• **What is being asked**:
Report how many lines hold the word "JSON"; give nothing but the number.

--- Start of Data to process ---

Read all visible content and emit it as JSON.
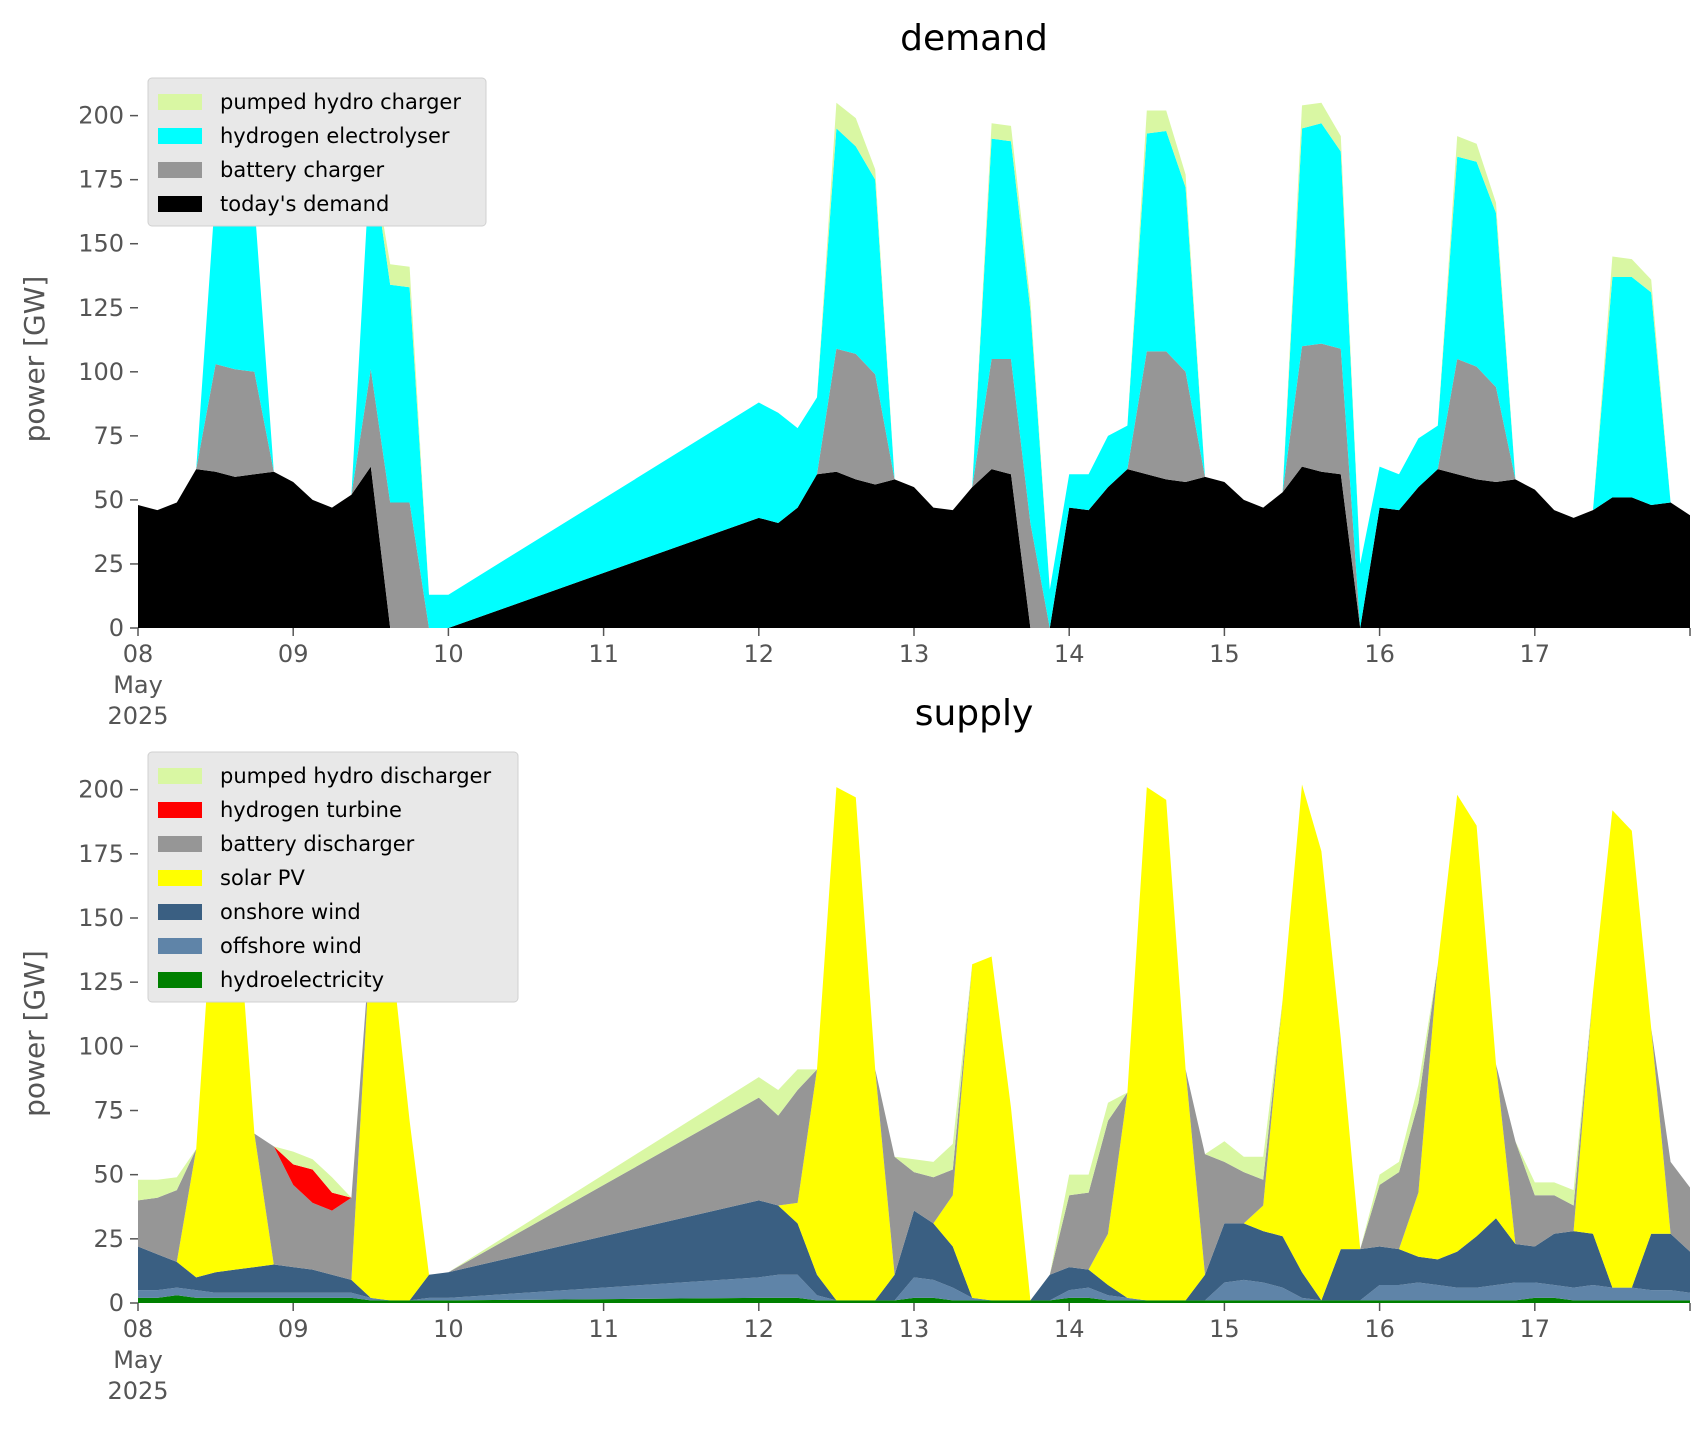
{
  "chart_data": [
    {
      "type": "area",
      "stacked": true,
      "title": "demand",
      "ylabel": "power [GW]",
      "xlim": [
        0,
        10
      ],
      "ylim": [
        0,
        210
      ],
      "yticks": [
        0,
        25,
        50,
        75,
        100,
        125,
        150,
        175,
        200
      ],
      "x_tick_labels": [
        "08\nMay\n2025",
        "09",
        "10",
        "11",
        "12",
        "13",
        "14",
        "15",
        "16",
        "17"
      ],
      "grid": false,
      "legend": "top-left",
      "x_days": [
        0,
        0.125,
        0.25,
        0.375,
        0.5,
        0.625,
        0.75,
        0.875,
        1,
        1.125,
        1.25,
        1.375,
        1.5,
        1.625,
        1.75,
        1.875,
        2,
        4,
        4.125,
        4.25,
        4.375,
        4.5,
        4.625,
        4.75,
        4.875,
        5,
        5.125,
        5.25,
        5.375,
        5.5,
        5.625,
        5.75,
        5.875,
        6,
        6.125,
        6.25,
        6.375,
        6.5,
        6.625,
        6.75,
        6.875,
        7,
        7.125,
        7.25,
        7.375,
        7.5,
        7.625,
        7.75,
        7.875,
        8,
        8.125,
        8.25,
        8.375,
        8.5,
        8.625,
        8.75,
        8.875,
        9,
        9.125,
        9.25,
        9.375,
        9.5,
        9.625,
        9.75,
        9.875,
        10
      ],
      "series": [
        {
          "name": "today's demand",
          "color": "#000000",
          "values": [
            48,
            46,
            49,
            62,
            61,
            59,
            60,
            61,
            57,
            50,
            47,
            52,
            63,
            0,
            0,
            0,
            0,
            43,
            41,
            47,
            60,
            61,
            58,
            56,
            58,
            55,
            47,
            46,
            55,
            62,
            60,
            0,
            0,
            47,
            46,
            55,
            62,
            60,
            58,
            57,
            59,
            57,
            50,
            47,
            53,
            63,
            61,
            60,
            0,
            47,
            46,
            55,
            62,
            60,
            58,
            57,
            58,
            54,
            46,
            43,
            46,
            51,
            51,
            48,
            49,
            44
          ]
        },
        {
          "name": "battery charger",
          "color": "#969696",
          "values": [
            0,
            0,
            0,
            0,
            42,
            42,
            40,
            0,
            0,
            0,
            0,
            0,
            38,
            49,
            49,
            0,
            0,
            0,
            0,
            0,
            0,
            48,
            49,
            43,
            0,
            0,
            0,
            0,
            0,
            43,
            45,
            41,
            0,
            0,
            0,
            0,
            0,
            48,
            50,
            43,
            0,
            0,
            0,
            0,
            0,
            47,
            50,
            49,
            0,
            0,
            0,
            0,
            0,
            45,
            44,
            37,
            0,
            0,
            0,
            0,
            0,
            0,
            0,
            0,
            0,
            0
          ]
        },
        {
          "name": "hydrogen electrolyser",
          "color": "#00ffff",
          "values": [
            0,
            0,
            0,
            0,
            68,
            69,
            66,
            0,
            0,
            0,
            0,
            0,
            86,
            85,
            84,
            13,
            13,
            45,
            43,
            31,
            30,
            86,
            81,
            76,
            0,
            0,
            0,
            0,
            0,
            86,
            85,
            83,
            15,
            13,
            14,
            20,
            17,
            85,
            86,
            72,
            0,
            0,
            0,
            0,
            0,
            85,
            86,
            77,
            25,
            16,
            14,
            19,
            17,
            79,
            80,
            68,
            0,
            0,
            0,
            0,
            0,
            86,
            86,
            83,
            0,
            0
          ]
        },
        {
          "name": "pumped hydro charger",
          "color": "#d9f7a3",
          "values": [
            0,
            0,
            0,
            0,
            0,
            0,
            0,
            0,
            0,
            0,
            0,
            0,
            0,
            8,
            8,
            0,
            0,
            0,
            0,
            0,
            0,
            10,
            11,
            4,
            0,
            0,
            0,
            0,
            0,
            6,
            6,
            4,
            0,
            0,
            0,
            0,
            0,
            9,
            8,
            5,
            0,
            0,
            0,
            0,
            0,
            9,
            8,
            6,
            0,
            0,
            0,
            0,
            0,
            8,
            7,
            4,
            0,
            0,
            0,
            0,
            0,
            8,
            7,
            5,
            0,
            0
          ]
        }
      ]
    },
    {
      "type": "area",
      "stacked": true,
      "title": "supply",
      "ylabel": "power [GW]",
      "xlim": [
        0,
        10
      ],
      "ylim": [
        0,
        210
      ],
      "yticks": [
        0,
        25,
        50,
        75,
        100,
        125,
        150,
        175,
        200
      ],
      "x_tick_labels": [
        "08\nMay\n2025",
        "09",
        "10",
        "11",
        "12",
        "13",
        "14",
        "15",
        "16",
        "17"
      ],
      "grid": false,
      "legend": "top-left",
      "x_days": [
        0,
        0.125,
        0.25,
        0.375,
        0.5,
        0.625,
        0.75,
        0.875,
        1,
        1.125,
        1.25,
        1.375,
        1.5,
        1.625,
        1.75,
        1.875,
        2,
        4,
        4.125,
        4.25,
        4.375,
        4.5,
        4.625,
        4.75,
        4.875,
        5,
        5.125,
        5.25,
        5.375,
        5.5,
        5.625,
        5.75,
        5.875,
        6,
        6.125,
        6.25,
        6.375,
        6.5,
        6.625,
        6.75,
        6.875,
        7,
        7.125,
        7.25,
        7.375,
        7.5,
        7.625,
        7.75,
        7.875,
        8,
        8.125,
        8.25,
        8.375,
        8.5,
        8.625,
        8.75,
        8.875,
        9,
        9.125,
        9.25,
        9.375,
        9.5,
        9.625,
        9.75,
        9.875,
        10
      ],
      "series": [
        {
          "name": "hydroelectricity",
          "color": "#008000",
          "values": [
            2,
            2,
            3,
            2,
            2,
            2,
            2,
            2,
            2,
            2,
            2,
            2,
            1,
            1,
            1,
            1,
            1,
            2,
            2,
            2,
            1,
            1,
            1,
            1,
            1,
            2,
            2,
            1,
            1,
            1,
            1,
            1,
            1,
            2,
            2,
            1,
            1,
            1,
            1,
            1,
            1,
            1,
            1,
            1,
            1,
            1,
            1,
            1,
            1,
            1,
            1,
            1,
            1,
            1,
            1,
            1,
            1,
            2,
            2,
            1,
            1,
            1,
            1,
            1,
            1,
            1
          ]
        },
        {
          "name": "offshore wind",
          "color": "#5f84a8",
          "values": [
            3,
            3,
            3,
            3,
            2,
            2,
            2,
            2,
            2,
            2,
            2,
            2,
            1,
            0,
            0,
            1,
            1,
            8,
            9,
            9,
            2,
            0,
            0,
            0,
            0,
            8,
            7,
            5,
            1,
            0,
            0,
            0,
            0,
            3,
            4,
            2,
            1,
            0,
            0,
            0,
            0,
            7,
            8,
            7,
            5,
            1,
            0,
            0,
            0,
            6,
            6,
            7,
            6,
            5,
            5,
            6,
            7,
            6,
            5,
            5,
            6,
            5,
            5,
            4,
            4,
            3
          ]
        },
        {
          "name": "onshore wind",
          "color": "#3a5f82",
          "values": [
            17,
            14,
            10,
            5,
            8,
            9,
            10,
            11,
            10,
            9,
            7,
            5,
            0,
            0,
            0,
            9,
            10,
            30,
            27,
            20,
            8,
            0,
            0,
            0,
            10,
            26,
            22,
            16,
            0,
            0,
            0,
            0,
            10,
            9,
            7,
            4,
            0,
            0,
            0,
            0,
            10,
            23,
            22,
            20,
            20,
            10,
            0,
            20,
            20,
            15,
            14,
            10,
            10,
            14,
            20,
            26,
            15,
            14,
            20,
            22,
            20,
            0,
            0,
            22,
            22,
            16
          ]
        },
        {
          "name": "solar PV",
          "color": "#ffff00",
          "values": [
            0,
            0,
            0,
            50,
            160,
            155,
            52,
            0,
            0,
            0,
            0,
            0,
            140,
            140,
            70,
            0,
            0,
            0,
            0,
            8,
            80,
            200,
            196,
            90,
            0,
            0,
            0,
            20,
            130,
            134,
            75,
            0,
            0,
            0,
            0,
            20,
            80,
            200,
            195,
            90,
            0,
            0,
            0,
            10,
            92,
            190,
            175,
            82,
            0,
            0,
            0,
            25,
            115,
            178,
            160,
            60,
            0,
            0,
            0,
            0,
            94,
            186,
            178,
            80,
            0,
            0
          ]
        },
        {
          "name": "battery discharger",
          "color": "#969696",
          "values": [
            18,
            22,
            28,
            0,
            0,
            0,
            0,
            46,
            32,
            26,
            25,
            32,
            0,
            0,
            0,
            0,
            0,
            40,
            35,
            44,
            0,
            0,
            0,
            0,
            46,
            15,
            18,
            10,
            0,
            0,
            0,
            0,
            0,
            28,
            30,
            44,
            0,
            0,
            0,
            0,
            47,
            24,
            20,
            10,
            0,
            0,
            0,
            0,
            0,
            24,
            30,
            35,
            0,
            0,
            0,
            0,
            40,
            20,
            15,
            10,
            0,
            0,
            0,
            0,
            28,
            25
          ]
        },
        {
          "name": "hydrogen turbine",
          "color": "#ff0000",
          "values": [
            0,
            0,
            0,
            0,
            0,
            0,
            0,
            0,
            8,
            13,
            7,
            0,
            0,
            0,
            0,
            0,
            0,
            0,
            0,
            0,
            0,
            0,
            0,
            0,
            0,
            0,
            0,
            0,
            0,
            0,
            0,
            0,
            0,
            0,
            0,
            0,
            0,
            0,
            0,
            0,
            0,
            0,
            0,
            0,
            0,
            0,
            0,
            0,
            0,
            0,
            0,
            0,
            0,
            0,
            0,
            0,
            0,
            0,
            0,
            0,
            0,
            0,
            0,
            0,
            0,
            0
          ]
        },
        {
          "name": "pumped hydro discharger",
          "color": "#d9f7a3",
          "values": [
            8,
            7,
            5,
            0,
            0,
            0,
            0,
            0,
            5,
            4,
            6,
            0,
            0,
            0,
            0,
            0,
            0,
            8,
            10,
            8,
            0,
            0,
            0,
            0,
            0,
            5,
            6,
            10,
            0,
            0,
            0,
            0,
            0,
            8,
            7,
            7,
            0,
            0,
            0,
            0,
            0,
            8,
            6,
            9,
            0,
            0,
            0,
            0,
            0,
            4,
            4,
            7,
            0,
            0,
            0,
            0,
            0,
            5,
            5,
            6,
            0,
            0,
            0,
            0,
            0,
            0
          ]
        }
      ]
    }
  ]
}
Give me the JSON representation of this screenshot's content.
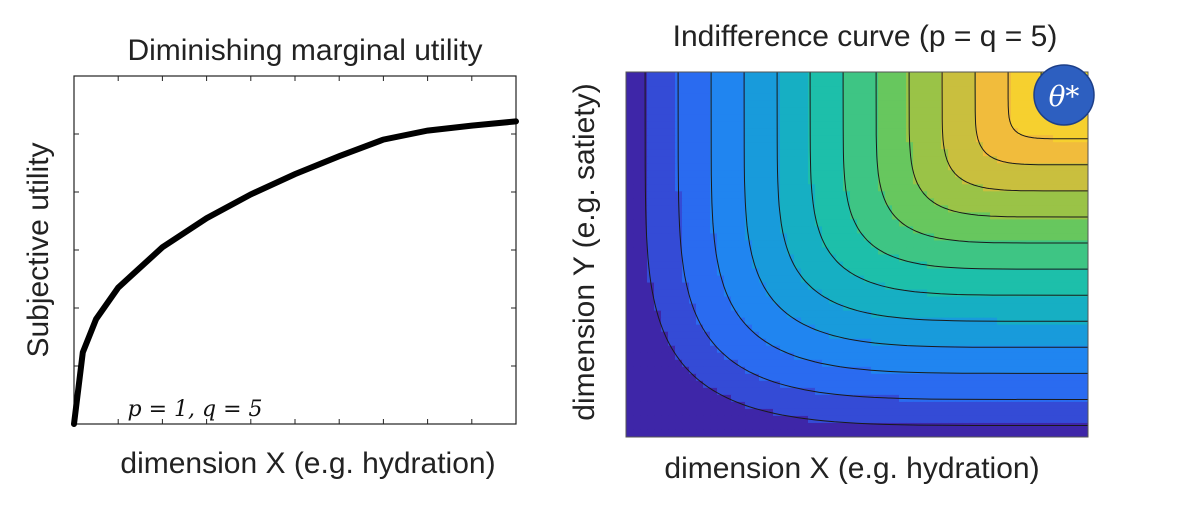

--- End of Data to process ---

• **Result of this exercise**:
2